_TEXT EXTRACT_

Despite the decision to downplay the anniversary, a wave of films, many of them backed by the Chinese government, had already been set in motion, begun at a time when Sino-Japanese tensions were high. Almost a dozen new movies on the “Nanjing Massacre,” including some supported by U.S. and European money, are in production. In Japan, a documentary supported by a group of conservative lawmakers and academics that claims there is no evidence of a Japanese massacre is also slated for release.

This is the latest indication of how Asia’s wartime past bedevils its present. From relations between governments to the interactions of ordinary citizens, disputes over past wrongs continue to occupy newspapers, cinema screens, and school textbooks. All nations in the region, rather than taking responsibility, have some sense of victimization and often blame others. Anti-Japanese sentiments seem undiminished in China and Korea, even among the younger generation with no experience of war or colonialism. The Japanese suffer from “apology fatigue,” questioning why they must continue to repent for events that took place six or seven decades ago.

The failure to address historical injustice and to reconcile differing views of the past has strained Sino-Japanese relations and friction between Japan and South Korea about Japan’s colonial past remains intense. Even South Korea and China are sparring over the history of the ancient kingdom of Koguryo . Taiwan as well is immersed in a re-examination of the historical past. The history question touches upon the most sensitive issues of national identity and now fuels the fires of nationalism in Northeast Asia.

There is widespread recognition of the need for reconciliation and the final resolution of historical injustices. But the existence of divided, even conflicting, historical memories is a fundamental obstacle to such reconciliation. All of the nations involved are bound by distinct, often contradictory perceptions of history and separated by different accounts of past events. These perceptions are deeply imbedded in public consciousness, transmitted by education, popular culture, and the mass media.

At the Shorenstein Asia-Pacific Research Center, we have embarked on the “Divided Memories and Reconciliation” project that seeks to tackle the history issue from a comparative perspective. Rather than trying to forge a common historical account or to reach a consensus among scholars on specific events, we believe that a more fruitful approach lies in understanding how historical memory is formed in each country. Recognizing how each country engages in the selective creation of its own, divided memory can lead to mutual understanding. Ironically, the very realization that there is no absolute historical truth on which everyone can agree creates a path to reconciliation.

These divided memories are a foundation of national identity—and the formation of national myths that have a powerful role to this day. Whether it is Japanese atrocities in China or the decision to drop atomic weapons on Japan, no nation is immune from the charge that they have formed a less than complete view of the past. All share a reluctance to fully confront the complexity of that past and tend to blame others.

_PROBLEM SET_
a: In the essay on divided historical memory, what does the Japanese documentary supported by conservative lawmakers and academics claim?
b: Carry on the essay on divided historical memory from its final sentence.
The data is separate material with no connection to the essay on divided historical memory.

_PROVIDED RECORDS_
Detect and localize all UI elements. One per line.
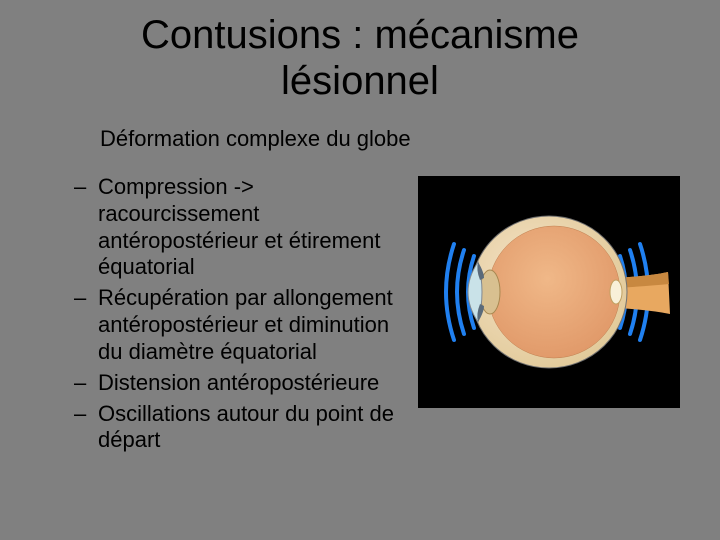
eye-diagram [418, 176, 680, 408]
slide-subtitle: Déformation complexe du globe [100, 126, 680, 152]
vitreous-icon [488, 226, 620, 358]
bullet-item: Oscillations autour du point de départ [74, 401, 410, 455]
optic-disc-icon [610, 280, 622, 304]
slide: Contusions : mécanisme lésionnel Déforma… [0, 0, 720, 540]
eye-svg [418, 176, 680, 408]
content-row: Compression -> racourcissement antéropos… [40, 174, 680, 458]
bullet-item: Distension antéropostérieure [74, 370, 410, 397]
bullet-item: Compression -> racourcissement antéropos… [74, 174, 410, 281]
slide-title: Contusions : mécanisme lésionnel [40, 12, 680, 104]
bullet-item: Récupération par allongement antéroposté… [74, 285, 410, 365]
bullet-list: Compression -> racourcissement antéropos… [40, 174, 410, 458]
--
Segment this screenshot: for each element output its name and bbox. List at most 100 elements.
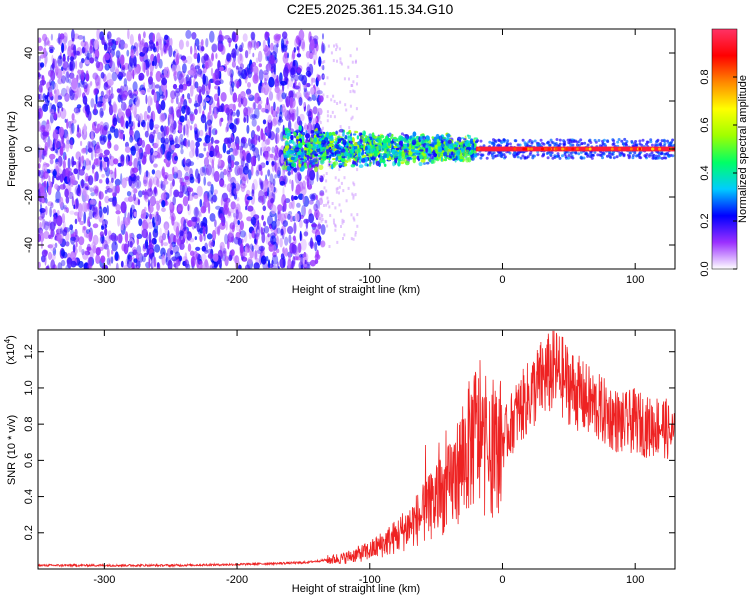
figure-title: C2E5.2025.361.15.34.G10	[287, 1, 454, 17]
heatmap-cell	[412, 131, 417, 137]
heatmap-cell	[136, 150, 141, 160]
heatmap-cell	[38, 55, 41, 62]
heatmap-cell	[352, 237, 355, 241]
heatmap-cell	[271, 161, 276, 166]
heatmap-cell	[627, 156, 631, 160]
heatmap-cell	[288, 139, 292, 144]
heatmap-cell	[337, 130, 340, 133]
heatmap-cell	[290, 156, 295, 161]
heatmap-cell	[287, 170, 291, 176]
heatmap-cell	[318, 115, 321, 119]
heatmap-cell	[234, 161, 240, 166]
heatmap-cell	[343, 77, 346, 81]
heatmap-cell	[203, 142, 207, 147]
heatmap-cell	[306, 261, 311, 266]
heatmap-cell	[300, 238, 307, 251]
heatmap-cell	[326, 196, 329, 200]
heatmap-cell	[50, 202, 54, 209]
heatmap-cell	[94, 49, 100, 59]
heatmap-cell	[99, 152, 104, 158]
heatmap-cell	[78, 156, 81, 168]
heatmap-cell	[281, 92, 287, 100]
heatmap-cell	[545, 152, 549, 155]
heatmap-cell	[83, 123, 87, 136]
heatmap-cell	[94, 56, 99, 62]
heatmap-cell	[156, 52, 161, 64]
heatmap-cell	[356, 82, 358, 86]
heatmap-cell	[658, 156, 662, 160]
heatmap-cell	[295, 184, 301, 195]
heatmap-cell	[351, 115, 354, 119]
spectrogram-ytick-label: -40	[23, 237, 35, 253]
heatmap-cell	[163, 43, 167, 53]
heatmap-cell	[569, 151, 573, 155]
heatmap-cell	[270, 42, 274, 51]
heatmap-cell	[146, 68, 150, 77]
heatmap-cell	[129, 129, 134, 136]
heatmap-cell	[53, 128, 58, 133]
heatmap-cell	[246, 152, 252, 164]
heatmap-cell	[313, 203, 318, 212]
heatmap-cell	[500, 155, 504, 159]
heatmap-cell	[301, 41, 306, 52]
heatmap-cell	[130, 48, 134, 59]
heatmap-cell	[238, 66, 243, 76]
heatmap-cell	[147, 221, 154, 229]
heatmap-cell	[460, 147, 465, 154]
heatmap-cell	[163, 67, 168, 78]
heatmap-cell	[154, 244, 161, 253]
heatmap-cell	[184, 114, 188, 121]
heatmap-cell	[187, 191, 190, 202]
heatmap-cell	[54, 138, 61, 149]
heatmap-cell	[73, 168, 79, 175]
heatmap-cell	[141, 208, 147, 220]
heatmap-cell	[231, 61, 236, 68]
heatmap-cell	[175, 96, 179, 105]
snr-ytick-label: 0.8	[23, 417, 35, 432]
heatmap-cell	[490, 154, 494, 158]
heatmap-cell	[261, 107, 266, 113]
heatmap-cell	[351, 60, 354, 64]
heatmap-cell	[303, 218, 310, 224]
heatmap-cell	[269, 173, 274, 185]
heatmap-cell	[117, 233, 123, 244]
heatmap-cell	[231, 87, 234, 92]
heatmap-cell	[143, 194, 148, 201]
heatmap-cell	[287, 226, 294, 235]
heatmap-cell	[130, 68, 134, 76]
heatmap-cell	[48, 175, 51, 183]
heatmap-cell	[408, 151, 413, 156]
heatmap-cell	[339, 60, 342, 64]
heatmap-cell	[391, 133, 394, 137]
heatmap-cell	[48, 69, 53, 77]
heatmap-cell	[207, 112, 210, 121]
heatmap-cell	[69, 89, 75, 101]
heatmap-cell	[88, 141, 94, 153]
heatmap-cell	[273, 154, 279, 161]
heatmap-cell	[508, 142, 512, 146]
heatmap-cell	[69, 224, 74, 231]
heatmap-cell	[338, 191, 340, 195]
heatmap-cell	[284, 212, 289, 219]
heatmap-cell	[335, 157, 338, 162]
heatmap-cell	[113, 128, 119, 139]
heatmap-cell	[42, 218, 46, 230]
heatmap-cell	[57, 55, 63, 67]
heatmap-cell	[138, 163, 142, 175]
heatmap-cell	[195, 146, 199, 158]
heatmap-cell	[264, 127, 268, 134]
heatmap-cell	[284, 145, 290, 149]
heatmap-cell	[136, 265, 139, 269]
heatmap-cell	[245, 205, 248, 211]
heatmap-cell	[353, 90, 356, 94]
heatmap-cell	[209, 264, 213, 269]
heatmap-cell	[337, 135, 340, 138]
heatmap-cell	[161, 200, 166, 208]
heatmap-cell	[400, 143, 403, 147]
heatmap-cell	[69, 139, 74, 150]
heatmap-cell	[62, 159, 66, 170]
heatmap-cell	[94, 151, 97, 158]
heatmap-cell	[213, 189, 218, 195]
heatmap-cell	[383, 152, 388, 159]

_RESULTS FOR THE EXERCISE_
a: It claims there is no evidence of a Japanese massacre.

b:
The United States is no less guilty of forming its own divided memory of these historical events—witness the response to the controversy surrounding the Enola Gay exhibit at the Smithsonian Institution. And the United States had a key role to play in shaping the failure to confront these historical issues in a timely fashion, through its handling of the postwar justice issues for example and the troubling legacy of the problems left unresolved by the 1951 San Francisco Treaty.

Our research project compares the formation of these divided memories in China, Japan, South Korea, Taiwan, and the United States. The project has begun with a comparative examination of high school history textbooks in those five places, focusing on the period from the beginning of the Sino-Japanese war in 1931 until the formal conclusion of the Pacific war with the San Francisco Peace Treaty. This will be followed by a second comparative study of popular cinema dealing with historical subjects from roughly the same period. In parallel with these two comparative studies, Shorenstein APARC plans to design and carry out a comprehensive survey of the views of elite opinion-makers in all five countries on these historical issues. The project has garnered important support from donors in Asia and the United States, among them Korea’s Northeast Asia History Foundation, the Taiwan Foundation for Democracy, and the U.S.-Japan Foundation.

The translations of the most widely circulated high school history textbooks— both national and world history textbooks—have been completed. In February 2008, Shorenstein APARC will convene an international conference of historians and other scholars to conduct a comparative analysis of the textbooks and to discuss, from personal experience, the process of textbook writing and revision. Stanford historians Peter Duus and Mark Peattie, the authors of numerous volumes on this historical period, will lead the comparative analysis. Textbook authors from all five countries will also offer their views.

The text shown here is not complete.